[Start Extracted entries]
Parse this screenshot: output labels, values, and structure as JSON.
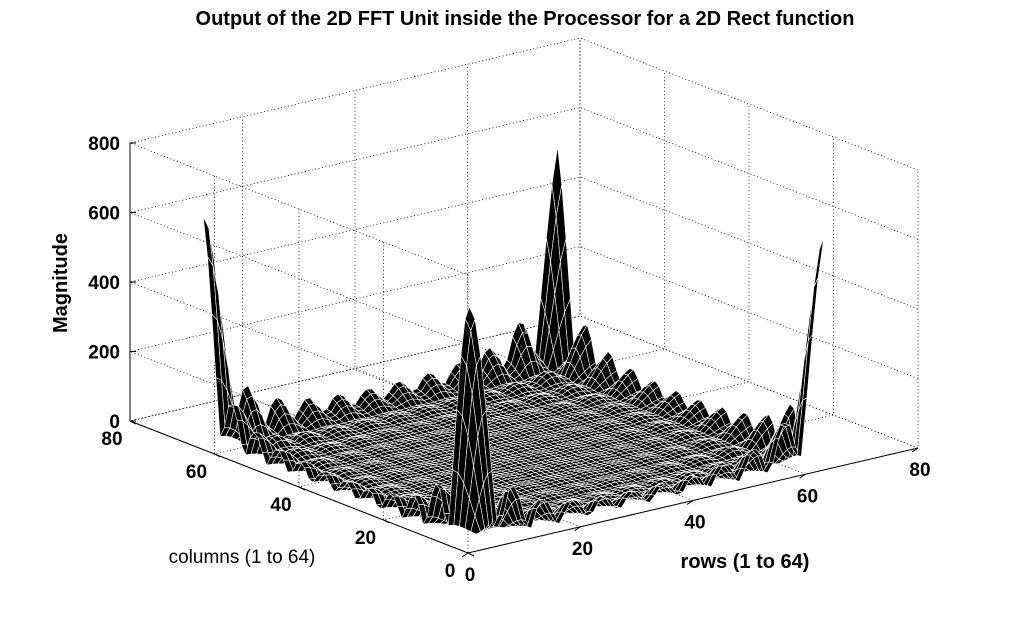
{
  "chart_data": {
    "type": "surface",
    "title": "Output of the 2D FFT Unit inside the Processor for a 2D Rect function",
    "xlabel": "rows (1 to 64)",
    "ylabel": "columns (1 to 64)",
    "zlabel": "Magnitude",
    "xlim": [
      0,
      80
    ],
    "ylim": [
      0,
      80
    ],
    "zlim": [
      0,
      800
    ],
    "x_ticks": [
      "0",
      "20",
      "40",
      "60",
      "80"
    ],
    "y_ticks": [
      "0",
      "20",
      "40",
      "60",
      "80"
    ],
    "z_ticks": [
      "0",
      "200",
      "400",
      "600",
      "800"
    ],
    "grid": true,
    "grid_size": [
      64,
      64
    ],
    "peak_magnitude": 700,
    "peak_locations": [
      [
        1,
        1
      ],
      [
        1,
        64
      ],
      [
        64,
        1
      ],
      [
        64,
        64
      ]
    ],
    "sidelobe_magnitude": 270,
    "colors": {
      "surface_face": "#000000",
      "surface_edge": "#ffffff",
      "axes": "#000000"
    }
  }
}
[End Extracted entries]
Aim: Transcribe each entry above exactly, apart from the pictures.

Reply:
Parse this screenshot: output labels, values, and structure as JSON.
{
  "chart_data": {
    "type": "surface",
    "title": "Output of the 2D FFT Unit inside the Processor for a 2D Rect function",
    "xlabel": "rows (1 to 64)",
    "ylabel": "columns (1 to 64)",
    "zlabel": "Magnitude",
    "xlim": [
      0,
      80
    ],
    "ylim": [
      0,
      80
    ],
    "zlim": [
      0,
      800
    ],
    "x_ticks": [
      "0",
      "20",
      "40",
      "60",
      "80"
    ],
    "y_ticks": [
      "0",
      "20",
      "40",
      "60",
      "80"
    ],
    "z_ticks": [
      "0",
      "200",
      "400",
      "600",
      "800"
    ],
    "grid": true,
    "grid_size": [
      64,
      64
    ],
    "peak_magnitude": 700,
    "peak_locations": [
      [
        1,
        1
      ],
      [
        1,
        64
      ],
      [
        64,
        1
      ],
      [
        64,
        64
      ]
    ],
    "sidelobe_magnitude": 270,
    "colors": {
      "surface_face": "#000000",
      "surface_edge": "#ffffff",
      "axes": "#000000"
    }
  }
}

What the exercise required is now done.